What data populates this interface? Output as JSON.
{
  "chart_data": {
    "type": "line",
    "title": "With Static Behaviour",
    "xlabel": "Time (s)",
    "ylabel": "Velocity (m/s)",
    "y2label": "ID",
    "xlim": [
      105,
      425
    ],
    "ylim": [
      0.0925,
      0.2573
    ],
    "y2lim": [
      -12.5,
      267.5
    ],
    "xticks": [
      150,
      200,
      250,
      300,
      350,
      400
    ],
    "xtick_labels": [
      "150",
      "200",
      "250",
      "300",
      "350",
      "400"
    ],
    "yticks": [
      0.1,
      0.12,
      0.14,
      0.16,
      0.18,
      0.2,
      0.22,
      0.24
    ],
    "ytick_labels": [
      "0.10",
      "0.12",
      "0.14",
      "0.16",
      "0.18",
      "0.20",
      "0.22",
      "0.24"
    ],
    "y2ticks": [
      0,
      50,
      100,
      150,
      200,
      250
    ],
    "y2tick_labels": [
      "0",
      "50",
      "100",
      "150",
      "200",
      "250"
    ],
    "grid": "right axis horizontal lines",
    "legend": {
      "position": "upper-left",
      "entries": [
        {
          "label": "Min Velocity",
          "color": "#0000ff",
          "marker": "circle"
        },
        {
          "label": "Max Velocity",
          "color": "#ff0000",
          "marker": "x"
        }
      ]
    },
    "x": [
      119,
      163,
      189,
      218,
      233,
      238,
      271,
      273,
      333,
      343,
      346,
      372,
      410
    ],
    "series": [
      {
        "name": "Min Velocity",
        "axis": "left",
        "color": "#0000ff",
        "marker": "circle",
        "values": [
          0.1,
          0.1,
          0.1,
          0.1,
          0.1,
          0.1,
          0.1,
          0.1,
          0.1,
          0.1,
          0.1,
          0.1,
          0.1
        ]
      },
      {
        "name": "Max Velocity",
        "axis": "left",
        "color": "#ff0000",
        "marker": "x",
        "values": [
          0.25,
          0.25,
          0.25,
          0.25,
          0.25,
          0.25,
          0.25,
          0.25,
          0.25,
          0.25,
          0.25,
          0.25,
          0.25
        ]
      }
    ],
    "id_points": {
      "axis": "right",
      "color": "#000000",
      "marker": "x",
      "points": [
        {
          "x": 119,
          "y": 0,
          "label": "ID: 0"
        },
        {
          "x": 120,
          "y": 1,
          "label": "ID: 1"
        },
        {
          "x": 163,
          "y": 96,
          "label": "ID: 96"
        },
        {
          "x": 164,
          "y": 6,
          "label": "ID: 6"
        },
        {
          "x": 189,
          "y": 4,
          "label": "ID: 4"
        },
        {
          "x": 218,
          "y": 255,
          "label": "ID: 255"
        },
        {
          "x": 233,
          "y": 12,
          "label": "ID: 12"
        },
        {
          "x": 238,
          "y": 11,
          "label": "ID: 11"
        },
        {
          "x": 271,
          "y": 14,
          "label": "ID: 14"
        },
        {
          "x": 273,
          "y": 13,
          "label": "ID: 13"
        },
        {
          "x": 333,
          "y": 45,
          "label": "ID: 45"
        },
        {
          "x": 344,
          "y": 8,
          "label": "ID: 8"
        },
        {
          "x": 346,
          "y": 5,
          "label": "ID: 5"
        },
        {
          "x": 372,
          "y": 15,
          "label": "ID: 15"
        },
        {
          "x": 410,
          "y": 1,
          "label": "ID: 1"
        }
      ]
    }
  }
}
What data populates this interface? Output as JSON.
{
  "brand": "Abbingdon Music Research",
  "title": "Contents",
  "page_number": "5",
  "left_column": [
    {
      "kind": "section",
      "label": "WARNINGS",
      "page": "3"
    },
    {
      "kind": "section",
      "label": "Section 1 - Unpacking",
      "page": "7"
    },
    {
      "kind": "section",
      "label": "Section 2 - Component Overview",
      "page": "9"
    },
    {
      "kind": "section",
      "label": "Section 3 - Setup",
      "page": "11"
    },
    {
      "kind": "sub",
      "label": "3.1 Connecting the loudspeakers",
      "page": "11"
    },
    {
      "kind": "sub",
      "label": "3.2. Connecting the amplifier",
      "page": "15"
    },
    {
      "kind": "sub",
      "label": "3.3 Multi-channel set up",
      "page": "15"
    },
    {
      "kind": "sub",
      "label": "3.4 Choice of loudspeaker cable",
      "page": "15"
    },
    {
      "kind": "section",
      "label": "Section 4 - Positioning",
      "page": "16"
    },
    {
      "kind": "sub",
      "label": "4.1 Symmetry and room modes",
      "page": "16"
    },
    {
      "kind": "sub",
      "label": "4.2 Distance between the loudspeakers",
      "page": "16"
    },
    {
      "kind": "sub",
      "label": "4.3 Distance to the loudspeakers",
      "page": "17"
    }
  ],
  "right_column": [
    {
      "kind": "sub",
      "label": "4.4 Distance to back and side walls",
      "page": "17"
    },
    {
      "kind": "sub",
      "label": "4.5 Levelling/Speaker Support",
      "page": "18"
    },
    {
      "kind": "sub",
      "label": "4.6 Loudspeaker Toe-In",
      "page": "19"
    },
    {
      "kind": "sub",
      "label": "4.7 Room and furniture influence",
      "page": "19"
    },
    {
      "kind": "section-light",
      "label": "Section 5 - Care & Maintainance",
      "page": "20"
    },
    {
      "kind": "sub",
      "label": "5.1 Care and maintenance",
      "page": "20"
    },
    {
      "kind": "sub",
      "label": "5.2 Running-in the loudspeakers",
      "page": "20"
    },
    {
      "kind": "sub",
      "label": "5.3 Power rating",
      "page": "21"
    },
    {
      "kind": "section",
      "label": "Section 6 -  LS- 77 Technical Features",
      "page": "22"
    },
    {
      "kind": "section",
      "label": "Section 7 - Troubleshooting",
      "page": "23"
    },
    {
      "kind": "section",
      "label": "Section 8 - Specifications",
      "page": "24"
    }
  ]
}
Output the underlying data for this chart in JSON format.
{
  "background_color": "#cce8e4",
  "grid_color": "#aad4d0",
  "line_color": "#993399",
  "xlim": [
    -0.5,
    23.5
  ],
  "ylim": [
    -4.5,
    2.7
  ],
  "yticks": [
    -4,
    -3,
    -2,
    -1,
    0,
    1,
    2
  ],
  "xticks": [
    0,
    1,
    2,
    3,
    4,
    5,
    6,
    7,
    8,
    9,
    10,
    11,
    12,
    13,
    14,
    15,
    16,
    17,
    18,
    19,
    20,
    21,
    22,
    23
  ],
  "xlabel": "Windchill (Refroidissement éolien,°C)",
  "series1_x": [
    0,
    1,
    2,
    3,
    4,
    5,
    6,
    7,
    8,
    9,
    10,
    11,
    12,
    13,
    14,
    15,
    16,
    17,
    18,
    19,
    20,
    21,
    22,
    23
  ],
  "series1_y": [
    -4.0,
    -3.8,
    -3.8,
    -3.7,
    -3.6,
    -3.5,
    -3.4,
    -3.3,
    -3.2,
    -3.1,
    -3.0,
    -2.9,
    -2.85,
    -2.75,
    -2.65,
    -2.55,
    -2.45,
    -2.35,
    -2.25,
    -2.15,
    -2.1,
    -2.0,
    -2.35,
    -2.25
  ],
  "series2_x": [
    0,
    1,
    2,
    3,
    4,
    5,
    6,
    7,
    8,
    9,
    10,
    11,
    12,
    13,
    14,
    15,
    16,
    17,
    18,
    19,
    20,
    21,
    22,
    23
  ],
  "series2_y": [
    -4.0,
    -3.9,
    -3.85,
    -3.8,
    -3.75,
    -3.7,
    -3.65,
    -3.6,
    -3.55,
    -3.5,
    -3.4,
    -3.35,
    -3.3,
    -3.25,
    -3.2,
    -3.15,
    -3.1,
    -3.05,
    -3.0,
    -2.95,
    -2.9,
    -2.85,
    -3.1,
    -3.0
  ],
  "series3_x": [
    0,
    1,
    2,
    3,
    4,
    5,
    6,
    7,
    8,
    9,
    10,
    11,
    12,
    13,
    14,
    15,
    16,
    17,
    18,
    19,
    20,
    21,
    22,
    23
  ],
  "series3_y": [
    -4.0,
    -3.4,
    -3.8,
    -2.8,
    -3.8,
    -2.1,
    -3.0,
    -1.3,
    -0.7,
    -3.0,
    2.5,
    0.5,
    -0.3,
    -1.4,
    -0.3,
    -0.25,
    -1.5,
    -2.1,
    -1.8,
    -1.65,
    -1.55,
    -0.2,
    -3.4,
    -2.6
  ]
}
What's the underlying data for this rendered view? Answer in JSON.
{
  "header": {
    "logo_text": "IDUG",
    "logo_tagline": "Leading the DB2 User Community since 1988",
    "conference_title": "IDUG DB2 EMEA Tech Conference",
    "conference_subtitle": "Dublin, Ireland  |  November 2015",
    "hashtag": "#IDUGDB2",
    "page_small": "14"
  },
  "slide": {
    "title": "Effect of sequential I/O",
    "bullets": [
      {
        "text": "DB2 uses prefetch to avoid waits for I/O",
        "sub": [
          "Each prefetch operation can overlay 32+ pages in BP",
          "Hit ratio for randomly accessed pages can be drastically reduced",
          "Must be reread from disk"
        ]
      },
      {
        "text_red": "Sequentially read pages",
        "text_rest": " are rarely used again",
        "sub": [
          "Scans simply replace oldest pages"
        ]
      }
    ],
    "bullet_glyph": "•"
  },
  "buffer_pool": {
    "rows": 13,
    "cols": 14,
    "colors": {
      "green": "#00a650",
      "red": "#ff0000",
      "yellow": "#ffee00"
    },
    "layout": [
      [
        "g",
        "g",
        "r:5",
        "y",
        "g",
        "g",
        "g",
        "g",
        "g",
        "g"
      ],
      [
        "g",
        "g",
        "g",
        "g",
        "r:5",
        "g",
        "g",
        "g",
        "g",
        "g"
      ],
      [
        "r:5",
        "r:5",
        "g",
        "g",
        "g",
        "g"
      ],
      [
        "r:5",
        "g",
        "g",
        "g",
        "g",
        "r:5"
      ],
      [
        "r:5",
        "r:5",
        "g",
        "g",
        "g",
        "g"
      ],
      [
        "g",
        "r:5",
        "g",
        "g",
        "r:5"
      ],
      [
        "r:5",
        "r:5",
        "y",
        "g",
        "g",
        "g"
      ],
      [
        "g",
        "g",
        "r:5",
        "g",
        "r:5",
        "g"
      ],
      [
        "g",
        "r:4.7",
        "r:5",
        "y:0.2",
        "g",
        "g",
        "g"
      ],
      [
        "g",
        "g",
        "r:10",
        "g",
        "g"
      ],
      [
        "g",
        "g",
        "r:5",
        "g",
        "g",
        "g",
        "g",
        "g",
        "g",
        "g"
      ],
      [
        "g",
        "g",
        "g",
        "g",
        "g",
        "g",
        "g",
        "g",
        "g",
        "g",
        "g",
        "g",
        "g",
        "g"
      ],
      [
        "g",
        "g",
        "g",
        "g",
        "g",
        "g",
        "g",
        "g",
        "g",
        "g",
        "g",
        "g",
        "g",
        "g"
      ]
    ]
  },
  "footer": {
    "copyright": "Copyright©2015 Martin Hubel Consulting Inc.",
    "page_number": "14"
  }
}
_ _ _ _ _
▸ THE PROBLEM
Check each line above for the word "pages" and copy the ones that have it.

▸ FINISHED EXERCISE
          "Each prefetch operation can overlay 32+ pages in BP",
          "Hit ratio for randomly accessed pages can be drastically reduced",
        "text_red": "Sequentially read pages",
          "Scans simply replace oldest pages"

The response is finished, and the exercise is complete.